## PROBLEM REQUIREMENTS:
Go through the records underneath and write each one out again exactly.

[Data records]
◆ ◆ ◆ ◆ ◆ ◆ ◆

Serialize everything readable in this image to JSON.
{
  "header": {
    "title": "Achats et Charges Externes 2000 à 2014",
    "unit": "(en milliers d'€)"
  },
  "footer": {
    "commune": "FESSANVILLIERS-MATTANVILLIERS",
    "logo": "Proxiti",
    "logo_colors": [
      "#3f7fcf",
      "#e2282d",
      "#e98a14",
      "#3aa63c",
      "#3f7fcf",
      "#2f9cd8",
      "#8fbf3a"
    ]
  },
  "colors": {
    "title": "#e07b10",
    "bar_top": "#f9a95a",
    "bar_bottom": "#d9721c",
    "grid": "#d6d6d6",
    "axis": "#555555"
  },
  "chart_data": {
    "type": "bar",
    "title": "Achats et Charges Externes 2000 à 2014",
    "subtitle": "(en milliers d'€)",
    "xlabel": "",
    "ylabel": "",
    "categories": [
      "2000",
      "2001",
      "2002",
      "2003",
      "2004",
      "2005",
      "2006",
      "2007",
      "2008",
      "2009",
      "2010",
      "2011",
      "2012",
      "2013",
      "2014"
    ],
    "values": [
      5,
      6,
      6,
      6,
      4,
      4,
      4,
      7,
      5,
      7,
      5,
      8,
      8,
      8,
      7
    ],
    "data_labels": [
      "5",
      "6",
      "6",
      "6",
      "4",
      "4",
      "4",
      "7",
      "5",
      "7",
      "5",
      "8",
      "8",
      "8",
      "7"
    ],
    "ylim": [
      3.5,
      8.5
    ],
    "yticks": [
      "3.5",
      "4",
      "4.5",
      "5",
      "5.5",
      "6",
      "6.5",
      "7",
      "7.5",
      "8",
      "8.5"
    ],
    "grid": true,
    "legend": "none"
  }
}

◆ ◆ ◆ ◆ ◆ ◆ ◆

## COMPLETED EXERCISE:
Serialize everything readable in this image to JSON.
{
  "header": {
    "title": "Achats et Charges Externes 2000 à 2014",
    "unit": "(en milliers d'€)"
  },
  "footer": {
    "commune": "FESSANVILLIERS-MATTANVILLIERS",
    "logo": "Proxiti",
    "logo_colors": [
      "#3f7fcf",
      "#e2282d",
      "#e98a14",
      "#3aa63c",
      "#3f7fcf",
      "#2f9cd8",
      "#8fbf3a"
    ]
  },
  "colors": {
    "title": "#e07b10",
    "bar_top": "#f9a95a",
    "bar_bottom": "#d9721c",
    "grid": "#d6d6d6",
    "axis": "#555555"
  },
  "chart_data": {
    "type": "bar",
    "title": "Achats et Charges Externes 2000 à 2014",
    "subtitle": "(en milliers d'€)",
    "xlabel": "",
    "ylabel": "",
    "categories": [
      "2000",
      "2001",
      "2002",
      "2003",
      "2004",
      "2005",
      "2006",
      "2007",
      "2008",
      "2009",
      "2010",
      "2011",
      "2012",
      "2013",
      "2014"
    ],
    "values": [
      5,
      6,
      6,
      6,
      4,
      4,
      4,
      7,
      5,
      7,
      5,
      8,
      8,
      8,
      7
    ],
    "data_labels": [
      "5",
      "6",
      "6",
      "6",
      "4",
      "4",
      "4",
      "7",
      "5",
      "7",
      "5",
      "8",
      "8",
      "8",
      "7"
    ],
    "ylim": [
      3.5,
      8.5
    ],
    "yticks": [
      "3.5",
      "4",
      "4.5",
      "5",
      "5.5",
      "6",
      "6.5",
      "7",
      "7.5",
      "8",
      "8.5"
    ],
    "grid": true,
    "legend": "none"
  }
}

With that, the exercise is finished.